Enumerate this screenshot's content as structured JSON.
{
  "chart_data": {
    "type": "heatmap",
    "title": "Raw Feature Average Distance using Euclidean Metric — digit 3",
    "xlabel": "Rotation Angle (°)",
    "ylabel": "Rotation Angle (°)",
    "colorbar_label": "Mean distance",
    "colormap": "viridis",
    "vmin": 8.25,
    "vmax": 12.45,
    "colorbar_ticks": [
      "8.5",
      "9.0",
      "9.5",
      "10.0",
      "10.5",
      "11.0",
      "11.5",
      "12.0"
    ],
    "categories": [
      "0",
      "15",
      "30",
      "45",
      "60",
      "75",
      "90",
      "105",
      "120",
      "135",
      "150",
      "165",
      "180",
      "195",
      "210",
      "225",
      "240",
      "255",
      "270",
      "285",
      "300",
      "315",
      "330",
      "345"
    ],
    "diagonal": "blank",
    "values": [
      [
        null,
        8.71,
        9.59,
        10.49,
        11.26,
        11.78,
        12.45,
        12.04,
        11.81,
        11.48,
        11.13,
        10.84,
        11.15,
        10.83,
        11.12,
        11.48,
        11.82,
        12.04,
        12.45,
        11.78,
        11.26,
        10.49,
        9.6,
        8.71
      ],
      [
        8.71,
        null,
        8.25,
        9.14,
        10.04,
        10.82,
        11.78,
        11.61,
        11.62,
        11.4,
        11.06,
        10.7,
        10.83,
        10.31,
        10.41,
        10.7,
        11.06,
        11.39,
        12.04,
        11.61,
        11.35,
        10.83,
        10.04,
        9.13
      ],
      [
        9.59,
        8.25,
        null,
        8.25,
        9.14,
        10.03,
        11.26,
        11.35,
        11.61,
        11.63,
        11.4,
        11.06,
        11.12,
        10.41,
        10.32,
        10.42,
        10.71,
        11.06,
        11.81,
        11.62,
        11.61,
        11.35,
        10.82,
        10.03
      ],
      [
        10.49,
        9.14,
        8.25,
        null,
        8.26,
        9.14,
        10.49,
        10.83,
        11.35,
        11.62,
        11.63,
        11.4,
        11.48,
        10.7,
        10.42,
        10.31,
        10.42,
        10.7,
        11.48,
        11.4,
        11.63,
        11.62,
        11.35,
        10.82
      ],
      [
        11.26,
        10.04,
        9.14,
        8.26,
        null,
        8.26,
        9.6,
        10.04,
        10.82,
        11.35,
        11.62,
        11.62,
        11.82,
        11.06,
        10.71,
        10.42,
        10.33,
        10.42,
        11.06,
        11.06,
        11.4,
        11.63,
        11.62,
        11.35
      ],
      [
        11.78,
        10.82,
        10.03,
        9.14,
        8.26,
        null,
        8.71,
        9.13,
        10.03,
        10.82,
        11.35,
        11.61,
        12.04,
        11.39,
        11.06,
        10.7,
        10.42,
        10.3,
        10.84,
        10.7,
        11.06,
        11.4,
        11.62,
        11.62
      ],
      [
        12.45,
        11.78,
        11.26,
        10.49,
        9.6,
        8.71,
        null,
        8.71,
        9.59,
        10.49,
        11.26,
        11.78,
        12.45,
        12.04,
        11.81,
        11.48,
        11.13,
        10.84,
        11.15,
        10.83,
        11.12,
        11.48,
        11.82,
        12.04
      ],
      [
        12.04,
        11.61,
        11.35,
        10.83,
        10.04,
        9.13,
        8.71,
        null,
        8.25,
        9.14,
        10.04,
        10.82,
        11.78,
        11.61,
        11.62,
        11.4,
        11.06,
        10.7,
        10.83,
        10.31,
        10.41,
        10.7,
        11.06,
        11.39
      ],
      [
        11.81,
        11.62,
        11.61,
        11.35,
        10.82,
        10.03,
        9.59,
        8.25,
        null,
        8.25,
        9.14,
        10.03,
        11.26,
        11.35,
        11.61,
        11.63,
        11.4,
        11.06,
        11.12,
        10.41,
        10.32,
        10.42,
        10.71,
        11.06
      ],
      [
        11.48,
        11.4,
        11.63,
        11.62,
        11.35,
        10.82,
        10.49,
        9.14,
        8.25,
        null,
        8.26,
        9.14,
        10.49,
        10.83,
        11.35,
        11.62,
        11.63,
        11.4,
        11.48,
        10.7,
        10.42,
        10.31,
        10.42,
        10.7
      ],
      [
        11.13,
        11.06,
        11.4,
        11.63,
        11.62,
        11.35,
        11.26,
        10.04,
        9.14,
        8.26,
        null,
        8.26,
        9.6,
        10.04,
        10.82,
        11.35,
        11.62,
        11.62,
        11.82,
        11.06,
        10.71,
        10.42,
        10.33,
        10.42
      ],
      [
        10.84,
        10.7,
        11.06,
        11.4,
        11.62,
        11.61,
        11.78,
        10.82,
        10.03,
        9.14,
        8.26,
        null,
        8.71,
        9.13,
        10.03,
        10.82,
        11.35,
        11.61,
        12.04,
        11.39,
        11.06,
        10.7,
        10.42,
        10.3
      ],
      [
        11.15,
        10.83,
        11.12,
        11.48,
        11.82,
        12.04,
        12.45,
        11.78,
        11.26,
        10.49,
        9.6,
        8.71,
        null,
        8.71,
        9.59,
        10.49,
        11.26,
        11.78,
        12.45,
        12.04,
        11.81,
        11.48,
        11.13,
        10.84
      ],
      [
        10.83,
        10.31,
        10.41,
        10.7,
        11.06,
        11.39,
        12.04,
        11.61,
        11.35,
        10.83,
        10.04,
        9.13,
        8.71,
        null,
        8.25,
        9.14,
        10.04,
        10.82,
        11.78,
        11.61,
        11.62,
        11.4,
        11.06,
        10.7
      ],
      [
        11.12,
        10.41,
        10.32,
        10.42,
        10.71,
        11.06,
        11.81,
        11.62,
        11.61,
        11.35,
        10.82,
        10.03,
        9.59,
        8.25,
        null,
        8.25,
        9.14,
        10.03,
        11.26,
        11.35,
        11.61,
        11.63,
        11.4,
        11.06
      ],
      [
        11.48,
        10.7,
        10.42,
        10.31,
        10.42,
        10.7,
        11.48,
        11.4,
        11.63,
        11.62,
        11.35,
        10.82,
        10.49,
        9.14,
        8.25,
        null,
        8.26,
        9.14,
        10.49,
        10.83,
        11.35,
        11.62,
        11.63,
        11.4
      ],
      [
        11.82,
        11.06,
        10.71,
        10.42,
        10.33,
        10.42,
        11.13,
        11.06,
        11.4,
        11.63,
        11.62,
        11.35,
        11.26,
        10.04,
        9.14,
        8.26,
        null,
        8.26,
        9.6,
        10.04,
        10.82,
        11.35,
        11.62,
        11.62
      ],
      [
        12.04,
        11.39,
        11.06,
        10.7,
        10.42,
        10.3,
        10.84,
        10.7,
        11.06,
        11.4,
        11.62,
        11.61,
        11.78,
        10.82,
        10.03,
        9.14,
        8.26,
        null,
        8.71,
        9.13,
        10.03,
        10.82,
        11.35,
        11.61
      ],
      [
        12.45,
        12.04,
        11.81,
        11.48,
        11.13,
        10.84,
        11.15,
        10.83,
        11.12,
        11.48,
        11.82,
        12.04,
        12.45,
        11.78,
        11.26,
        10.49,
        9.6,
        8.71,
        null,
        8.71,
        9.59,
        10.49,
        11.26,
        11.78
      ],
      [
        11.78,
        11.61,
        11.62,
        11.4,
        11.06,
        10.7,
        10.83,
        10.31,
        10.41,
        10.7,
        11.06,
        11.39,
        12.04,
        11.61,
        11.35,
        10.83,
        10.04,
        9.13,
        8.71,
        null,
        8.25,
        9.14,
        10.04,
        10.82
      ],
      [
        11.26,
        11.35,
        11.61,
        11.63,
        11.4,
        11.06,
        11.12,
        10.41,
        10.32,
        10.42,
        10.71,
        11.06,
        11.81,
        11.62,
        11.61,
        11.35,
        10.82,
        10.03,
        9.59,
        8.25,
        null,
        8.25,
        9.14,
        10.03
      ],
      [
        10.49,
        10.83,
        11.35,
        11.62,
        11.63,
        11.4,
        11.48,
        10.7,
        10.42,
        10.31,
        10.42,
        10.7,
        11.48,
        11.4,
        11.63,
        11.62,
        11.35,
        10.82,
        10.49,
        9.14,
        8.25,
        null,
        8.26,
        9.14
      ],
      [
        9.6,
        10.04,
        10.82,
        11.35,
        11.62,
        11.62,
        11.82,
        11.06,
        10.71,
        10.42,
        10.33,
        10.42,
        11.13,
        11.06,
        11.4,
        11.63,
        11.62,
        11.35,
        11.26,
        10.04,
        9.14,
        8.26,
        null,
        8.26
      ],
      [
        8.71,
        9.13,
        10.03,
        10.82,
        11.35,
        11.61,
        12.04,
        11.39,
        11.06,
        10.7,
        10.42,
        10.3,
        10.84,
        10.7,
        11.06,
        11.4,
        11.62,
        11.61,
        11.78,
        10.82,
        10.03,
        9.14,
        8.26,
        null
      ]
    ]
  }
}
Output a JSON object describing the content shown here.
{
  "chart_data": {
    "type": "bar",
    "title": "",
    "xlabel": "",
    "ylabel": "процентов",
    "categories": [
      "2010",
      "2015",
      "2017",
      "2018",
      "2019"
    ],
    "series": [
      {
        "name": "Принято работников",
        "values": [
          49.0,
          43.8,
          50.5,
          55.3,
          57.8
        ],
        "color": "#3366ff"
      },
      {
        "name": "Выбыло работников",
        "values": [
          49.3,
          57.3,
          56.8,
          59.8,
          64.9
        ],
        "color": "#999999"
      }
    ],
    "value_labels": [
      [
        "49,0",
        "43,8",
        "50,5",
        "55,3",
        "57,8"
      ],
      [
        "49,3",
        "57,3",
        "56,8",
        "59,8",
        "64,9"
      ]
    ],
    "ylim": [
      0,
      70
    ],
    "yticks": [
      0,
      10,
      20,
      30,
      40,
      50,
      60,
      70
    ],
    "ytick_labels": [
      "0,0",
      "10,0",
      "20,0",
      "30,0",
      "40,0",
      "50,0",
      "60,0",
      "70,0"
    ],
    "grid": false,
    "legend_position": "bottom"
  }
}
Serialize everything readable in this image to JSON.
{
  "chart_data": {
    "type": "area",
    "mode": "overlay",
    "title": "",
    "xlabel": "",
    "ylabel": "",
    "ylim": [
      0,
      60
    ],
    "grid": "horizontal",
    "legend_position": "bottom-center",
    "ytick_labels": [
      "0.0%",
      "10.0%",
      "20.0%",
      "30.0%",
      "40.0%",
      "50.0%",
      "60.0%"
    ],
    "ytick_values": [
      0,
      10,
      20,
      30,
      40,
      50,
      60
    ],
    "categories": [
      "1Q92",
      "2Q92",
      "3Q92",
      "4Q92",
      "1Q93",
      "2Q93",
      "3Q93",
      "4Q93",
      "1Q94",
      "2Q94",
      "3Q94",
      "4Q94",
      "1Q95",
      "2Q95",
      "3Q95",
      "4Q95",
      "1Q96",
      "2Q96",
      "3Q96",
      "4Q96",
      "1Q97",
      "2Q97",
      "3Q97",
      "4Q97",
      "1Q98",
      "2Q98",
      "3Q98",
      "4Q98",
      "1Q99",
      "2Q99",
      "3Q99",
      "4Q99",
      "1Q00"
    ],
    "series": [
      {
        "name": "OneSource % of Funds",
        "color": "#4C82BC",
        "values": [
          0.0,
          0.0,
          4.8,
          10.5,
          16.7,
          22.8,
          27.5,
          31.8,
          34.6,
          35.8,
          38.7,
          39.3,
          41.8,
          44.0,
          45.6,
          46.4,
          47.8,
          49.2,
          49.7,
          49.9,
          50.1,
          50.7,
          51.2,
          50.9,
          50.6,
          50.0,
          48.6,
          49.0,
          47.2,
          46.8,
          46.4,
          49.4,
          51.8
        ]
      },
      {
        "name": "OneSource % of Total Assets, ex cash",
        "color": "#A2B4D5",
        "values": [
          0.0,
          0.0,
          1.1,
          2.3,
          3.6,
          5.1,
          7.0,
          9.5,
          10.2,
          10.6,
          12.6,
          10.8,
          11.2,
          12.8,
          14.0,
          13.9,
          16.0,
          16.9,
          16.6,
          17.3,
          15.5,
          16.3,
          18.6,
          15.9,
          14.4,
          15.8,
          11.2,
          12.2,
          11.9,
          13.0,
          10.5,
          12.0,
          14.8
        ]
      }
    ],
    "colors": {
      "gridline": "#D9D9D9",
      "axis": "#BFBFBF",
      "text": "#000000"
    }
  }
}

◆ **Written request**
Each line holding the word "JSON" counts once; report the total and nothing else.

◆ **Output of the task**
3